--- start ---

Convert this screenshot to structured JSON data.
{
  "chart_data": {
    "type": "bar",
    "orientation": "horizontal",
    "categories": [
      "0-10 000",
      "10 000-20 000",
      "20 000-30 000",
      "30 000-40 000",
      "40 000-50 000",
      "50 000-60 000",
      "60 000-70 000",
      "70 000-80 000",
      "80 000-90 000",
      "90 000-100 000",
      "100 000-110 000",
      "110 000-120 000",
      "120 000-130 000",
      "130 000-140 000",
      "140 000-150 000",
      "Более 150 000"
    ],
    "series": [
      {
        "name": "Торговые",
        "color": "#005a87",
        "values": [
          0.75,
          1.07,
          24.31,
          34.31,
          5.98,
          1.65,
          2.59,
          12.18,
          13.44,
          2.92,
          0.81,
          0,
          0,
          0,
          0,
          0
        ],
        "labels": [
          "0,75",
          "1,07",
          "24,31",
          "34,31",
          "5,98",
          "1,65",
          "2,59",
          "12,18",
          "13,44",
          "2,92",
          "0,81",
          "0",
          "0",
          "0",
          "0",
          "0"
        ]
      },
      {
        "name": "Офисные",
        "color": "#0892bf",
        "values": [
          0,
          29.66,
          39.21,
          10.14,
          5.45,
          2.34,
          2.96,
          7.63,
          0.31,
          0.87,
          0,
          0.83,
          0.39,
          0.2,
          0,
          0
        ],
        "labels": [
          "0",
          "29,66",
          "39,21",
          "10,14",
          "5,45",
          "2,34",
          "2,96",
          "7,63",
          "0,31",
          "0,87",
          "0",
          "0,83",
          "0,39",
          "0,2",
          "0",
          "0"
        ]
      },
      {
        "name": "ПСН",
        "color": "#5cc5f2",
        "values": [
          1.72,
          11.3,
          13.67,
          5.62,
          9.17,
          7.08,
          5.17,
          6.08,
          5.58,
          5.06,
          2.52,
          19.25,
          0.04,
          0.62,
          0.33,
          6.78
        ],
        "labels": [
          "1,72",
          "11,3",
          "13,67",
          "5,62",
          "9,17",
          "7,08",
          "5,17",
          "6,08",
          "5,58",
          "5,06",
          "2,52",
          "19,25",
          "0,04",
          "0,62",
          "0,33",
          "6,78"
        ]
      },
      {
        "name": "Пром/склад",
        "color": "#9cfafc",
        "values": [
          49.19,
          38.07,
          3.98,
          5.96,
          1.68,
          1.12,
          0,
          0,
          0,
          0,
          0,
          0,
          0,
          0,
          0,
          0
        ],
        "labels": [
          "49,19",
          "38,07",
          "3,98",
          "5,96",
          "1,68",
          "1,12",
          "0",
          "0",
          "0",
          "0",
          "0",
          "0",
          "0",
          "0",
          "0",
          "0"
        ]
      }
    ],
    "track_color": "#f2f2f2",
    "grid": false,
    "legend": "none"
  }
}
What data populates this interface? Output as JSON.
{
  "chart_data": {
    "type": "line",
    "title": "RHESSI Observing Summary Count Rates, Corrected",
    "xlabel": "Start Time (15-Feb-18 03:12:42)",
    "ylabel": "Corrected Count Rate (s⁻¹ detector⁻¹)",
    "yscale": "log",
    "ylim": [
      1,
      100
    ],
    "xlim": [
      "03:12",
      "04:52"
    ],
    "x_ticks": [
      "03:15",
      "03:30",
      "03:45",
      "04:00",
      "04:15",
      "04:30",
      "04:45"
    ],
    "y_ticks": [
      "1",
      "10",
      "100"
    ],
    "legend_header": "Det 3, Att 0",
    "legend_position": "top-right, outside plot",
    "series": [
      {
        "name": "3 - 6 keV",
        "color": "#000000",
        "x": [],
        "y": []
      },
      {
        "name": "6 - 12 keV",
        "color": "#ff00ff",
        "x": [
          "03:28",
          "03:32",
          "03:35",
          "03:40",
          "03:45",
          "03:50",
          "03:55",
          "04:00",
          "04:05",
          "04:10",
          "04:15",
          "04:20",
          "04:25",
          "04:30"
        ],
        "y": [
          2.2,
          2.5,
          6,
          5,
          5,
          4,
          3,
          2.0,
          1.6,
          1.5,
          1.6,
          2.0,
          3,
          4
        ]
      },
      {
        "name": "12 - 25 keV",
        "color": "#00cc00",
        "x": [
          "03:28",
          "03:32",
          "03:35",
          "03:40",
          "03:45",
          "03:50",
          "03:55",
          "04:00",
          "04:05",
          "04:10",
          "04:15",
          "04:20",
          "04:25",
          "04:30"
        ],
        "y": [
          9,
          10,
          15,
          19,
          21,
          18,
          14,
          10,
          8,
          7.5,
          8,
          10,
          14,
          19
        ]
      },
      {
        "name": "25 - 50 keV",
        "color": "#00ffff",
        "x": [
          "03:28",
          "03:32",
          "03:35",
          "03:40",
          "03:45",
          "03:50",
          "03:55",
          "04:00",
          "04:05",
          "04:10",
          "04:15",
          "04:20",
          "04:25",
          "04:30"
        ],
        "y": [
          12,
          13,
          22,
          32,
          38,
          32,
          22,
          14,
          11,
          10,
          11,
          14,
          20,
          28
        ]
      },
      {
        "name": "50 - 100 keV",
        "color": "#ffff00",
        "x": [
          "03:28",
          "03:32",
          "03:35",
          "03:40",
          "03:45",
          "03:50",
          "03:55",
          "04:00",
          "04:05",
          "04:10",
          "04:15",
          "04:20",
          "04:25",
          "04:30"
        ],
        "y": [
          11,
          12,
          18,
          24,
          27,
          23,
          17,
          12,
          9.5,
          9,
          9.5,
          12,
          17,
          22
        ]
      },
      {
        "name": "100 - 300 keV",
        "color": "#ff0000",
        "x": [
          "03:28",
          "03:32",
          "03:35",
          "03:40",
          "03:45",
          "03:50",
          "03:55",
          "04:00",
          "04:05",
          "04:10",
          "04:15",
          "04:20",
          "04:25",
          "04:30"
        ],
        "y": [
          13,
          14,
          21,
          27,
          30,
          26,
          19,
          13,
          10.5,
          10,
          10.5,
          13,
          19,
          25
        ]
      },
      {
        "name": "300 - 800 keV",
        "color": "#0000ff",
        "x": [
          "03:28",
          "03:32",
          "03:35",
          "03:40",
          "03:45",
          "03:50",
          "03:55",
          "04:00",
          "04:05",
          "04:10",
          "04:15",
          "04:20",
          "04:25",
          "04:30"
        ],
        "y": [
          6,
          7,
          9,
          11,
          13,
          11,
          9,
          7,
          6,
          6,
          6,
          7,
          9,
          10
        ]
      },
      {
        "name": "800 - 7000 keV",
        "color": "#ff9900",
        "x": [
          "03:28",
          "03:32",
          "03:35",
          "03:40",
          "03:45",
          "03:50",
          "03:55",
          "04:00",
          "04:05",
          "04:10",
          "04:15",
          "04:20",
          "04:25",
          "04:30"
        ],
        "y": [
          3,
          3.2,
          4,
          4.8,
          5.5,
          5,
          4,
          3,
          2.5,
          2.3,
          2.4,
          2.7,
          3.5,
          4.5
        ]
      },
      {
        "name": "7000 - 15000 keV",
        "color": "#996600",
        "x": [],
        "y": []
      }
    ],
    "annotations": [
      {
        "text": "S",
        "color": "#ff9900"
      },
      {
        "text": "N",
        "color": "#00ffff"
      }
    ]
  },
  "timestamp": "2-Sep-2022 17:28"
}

--- end ---

The records above should be repeated in full, exactly as given.

# RESULT OF THIS TASK
Convert this screenshot to structured JSON data.
{
  "chart_data": {
    "type": "bar",
    "orientation": "horizontal",
    "categories": [
      "0-10 000",
      "10 000-20 000",
      "20 000-30 000",
      "30 000-40 000",
      "40 000-50 000",
      "50 000-60 000",
      "60 000-70 000",
      "70 000-80 000",
      "80 000-90 000",
      "90 000-100 000",
      "100 000-110 000",
      "110 000-120 000",
      "120 000-130 000",
      "130 000-140 000",
      "140 000-150 000",
      "Более 150 000"
    ],
    "series": [
      {
        "name": "Торговые",
        "color": "#005a87",
        "values": [
          0.75,
          1.07,
          24.31,
          34.31,
          5.98,
          1.65,
          2.59,
          12.18,
          13.44,
          2.92,
          0.81,
          0,
          0,
          0,
          0,
          0
        ],
        "labels": [
          "0,75",
          "1,07",
          "24,31",
          "34,31",
          "5,98",
          "1,65",
          "2,59",
          "12,18",
          "13,44",
          "2,92",
          "0,81",
          "0",
          "0",
          "0",
          "0",
          "0"
        ]
      },
      {
        "name": "Офисные",
        "color": "#0892bf",
        "values": [
          0,
          29.66,
          39.21,
          10.14,
          5.45,
          2.34,
          2.96,
          7.63,
          0.31,
          0.87,
          0,
          0.83,
          0.39,
          0.2,
          0,
          0
        ],
        "labels": [
          "0",
          "29,66",
          "39,21",
          "10,14",
          "5,45",
          "2,34",
          "2,96",
          "7,63",
          "0,31",
          "0,87",
          "0",
          "0,83",
          "0,39",
          "0,2",
          "0",
          "0"
        ]
      },
      {
        "name": "ПСН",
        "color": "#5cc5f2",
        "values": [
          1.72,
          11.3,
          13.67,
          5.62,
          9.17,
          7.08,
          5.17,
          6.08,
          5.58,
          5.06,
          2.52,
          19.25,
          0.04,
          0.62,
          0.33,
          6.78
        ],
        "labels": [
          "1,72",
          "11,3",
          "13,67",
          "5,62",
          "9,17",
          "7,08",
          "5,17",
          "6,08",
          "5,58",
          "5,06",
          "2,52",
          "19,25",
          "0,04",
          "0,62",
          "0,33",
          "6,78"
        ]
      },
      {
        "name": "Пром/склад",
        "color": "#9cfafc",
        "values": [
          49.19,
          38.07,
          3.98,
          5.96,
          1.68,
          1.12,
          0,
          0,
          0,
          0,
          0,
          0,
          0,
          0,
          0,
          0
        ],
        "labels": [
          "49,19",
          "38,07",
          "3,98",
          "5,96",
          "1,68",
          "1,12",
          "0",
          "0",
          "0",
          "0",
          "0",
          "0",
          "0",
          "0",
          "0",
          "0"
        ]
      }
    ],
    "track_color": "#f2f2f2",
    "grid": false,
    "legend": "none"
  }
}
What data populates this interface? Output as JSON.
{
  "chart_data": {
    "type": "line",
    "title": "RHESSI Observing Summary Count Rates, Corrected",
    "xlabel": "Start Time (15-Feb-18 03:12:42)",
    "ylabel": "Corrected Count Rate (s⁻¹ detector⁻¹)",
    "yscale": "log",
    "ylim": [
      1,
      100
    ],
    "xlim": [
      "03:12",
      "04:52"
    ],
    "x_ticks": [
      "03:15",
      "03:30",
      "03:45",
      "04:00",
      "04:15",
      "04:30",
      "04:45"
    ],
    "y_ticks": [
      "1",
      "10",
      "100"
    ],
    "legend_header": "Det 3, Att 0",
    "legend_position": "top-right, outside plot",
    "series": [
      {
        "name": "3 - 6 keV",
        "color": "#000000",
        "x": [],
        "y": []
      },
      {
        "name": "6 - 12 keV",
        "color": "#ff00ff",
        "x": [
          "03:28",
          "03:32",
          "03:35",
          "03:40",
          "03:45",
          "03:50",
          "03:55",
          "04:00",
          "04:05",
          "04:10",
          "04:15",
          "04:20",
          "04:25",
          "04:30"
        ],
        "y": [
          2.2,
          2.5,
          6,
          5,
          5,
          4,
          3,
          2.0,
          1.6,
          1.5,
          1.6,
          2.0,
          3,
          4
        ]
      },
      {
        "name": "12 - 25 keV",
        "color": "#00cc00",
        "x": [
          "03:28",
          "03:32",
          "03:35",
          "03:40",
          "03:45",
          "03:50",
          "03:55",
          "04:00",
          "04:05",
          "04:10",
          "04:15",
          "04:20",
          "04:25",
          "04:30"
        ],
        "y": [
          9,
          10,
          15,
          19,
          21,
          18,
          14,
          10,
          8,
          7.5,
          8,
          10,
          14,
          19
        ]
      },
      {
        "name": "25 - 50 keV",
        "color": "#00ffff",
        "x": [
          "03:28",
          "03:32",
          "03:35",
          "03:40",
          "03:45",
          "03:50",
          "03:55",
          "04:00",
          "04:05",
          "04:10",
          "04:15",
          "04:20",
          "04:25",
          "04:30"
        ],
        "y": [
          12,
          13,
          22,
          32,
          38,
          32,
          22,
          14,
          11,
          10,
          11,
          14,
          20,
          28
        ]
      },
      {
        "name": "50 - 100 keV",
        "color": "#ffff00",
        "x": [
          "03:28",
          "03:32",
          "03:35",
          "03:40",
          "03:45",
          "03:50",
          "03:55",
          "04:00",
          "04:05",
          "04:10",
          "04:15",
          "04:20",
          "04:25",
          "04:30"
        ],
        "y": [
          11,
          12,
          18,
          24,
          27,
          23,
          17,
          12,
          9.5,
          9,
          9.5,
          12,
          17,
          22
        ]
      },
      {
        "name": "100 - 300 keV",
        "color": "#ff0000",
        "x": [
          "03:28",
          "03:32",
          "03:35",
          "03:40",
          "03:45",
          "03:50",
          "03:55",
          "04:00",
          "04:05",
          "04:10",
          "04:15",
          "04:20",
          "04:25",
          "04:30"
        ],
        "y": [
          13,
          14,
          21,
          27,
          30,
          26,
          19,
          13,
          10.5,
          10,
          10.5,
          13,
          19,
          25
        ]
      },
      {
        "name": "300 - 800 keV",
        "color": "#0000ff",
        "x": [
          "03:28",
          "03:32",
          "03:35",
          "03:40",
          "03:45",
          "03:50",
          "03:55",
          "04:00",
          "04:05",
          "04:10",
          "04:15",
          "04:20",
          "04:25",
          "04:30"
        ],
        "y": [
          6,
          7,
          9,
          11,
          13,
          11,
          9,
          7,
          6,
          6,
          6,
          7,
          9,
          10
        ]
      },
      {
        "name": "800 - 7000 keV",
        "color": "#ff9900",
        "x": [
          "03:28",
          "03:32",
          "03:35",
          "03:40",
          "03:45",
          "03:50",
          "03:55",
          "04:00",
          "04:05",
          "04:10",
          "04:15",
          "04:20",
          "04:25",
          "04:30"
        ],
        "y": [
          3,
          3.2,
          4,
          4.8,
          5.5,
          5,
          4,
          3,
          2.5,
          2.3,
          2.4,
          2.7,
          3.5,
          4.5
        ]
      },
      {
        "name": "7000 - 15000 keV",
        "color": "#996600",
        "x": [],
        "y": []
      }
    ],
    "annotations": [
      {
        "text": "S",
        "color": "#ff9900"
      },
      {
        "text": "N",
        "color": "#00ffff"
      }
    ]
  },
  "timestamp": "2-Sep-2022 17:28"
}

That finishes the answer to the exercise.